In your copy, include every line of the listing below exactly but none of the pictures.

▶ [Stored rows]
-- begin --
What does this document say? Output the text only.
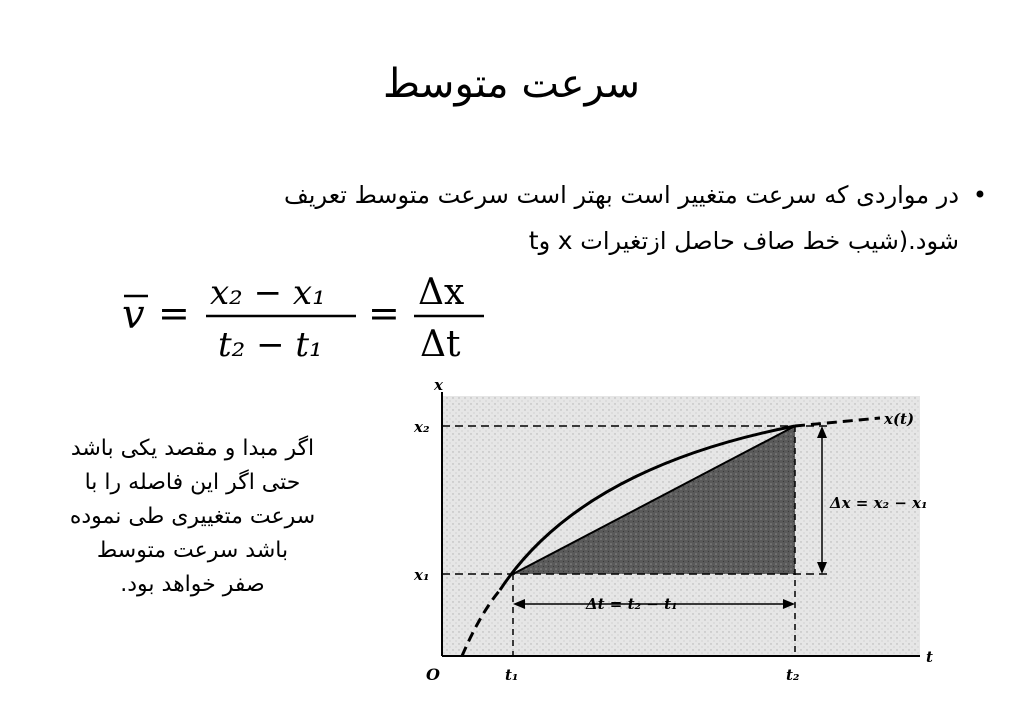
سرعت متوسط
•
در مواردی که سرعت متغییر است بهتر است سرعت متوسط تعریف
شود.(شیب خط صاف حاصل ازتغیرات x وt
v = x₂ − x₁
t₂ − t₁
= Δx
Δt
اگر مبدا و مقصد یکی باشد
حتی اگر این فاصله را با
سرعت متغییری طی نموده
باشد سرعت متوسط
صفر خواهد بود.
x
t
O
x₂
x₁
t₁	t₂
x(t)
Δx = x₂ − x₁
Δt = t₂ − t₁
-- end --
▶ [Solved exercise]
What does this document say? Output the text only.
سرعت متوسط
•
در مواردی که سرعت متغییر است بهتر است سرعت متوسط تعریف
شود.(شیب خط صاف حاصل ازتغیرات x وt
v = x₂ − x₁
t₂ − t₁
= Δx
Δt
اگر مبدا و مقصد یکی باشد
حتی اگر این فاصله را با
سرعت متغییری طی نموده
باشد سرعت متوسط
صفر خواهد بود.
x
t
O
x₂
x₁
t₁	t₂
x(t)
Δx = x₂ − x₁
Δt = t₂ − t₁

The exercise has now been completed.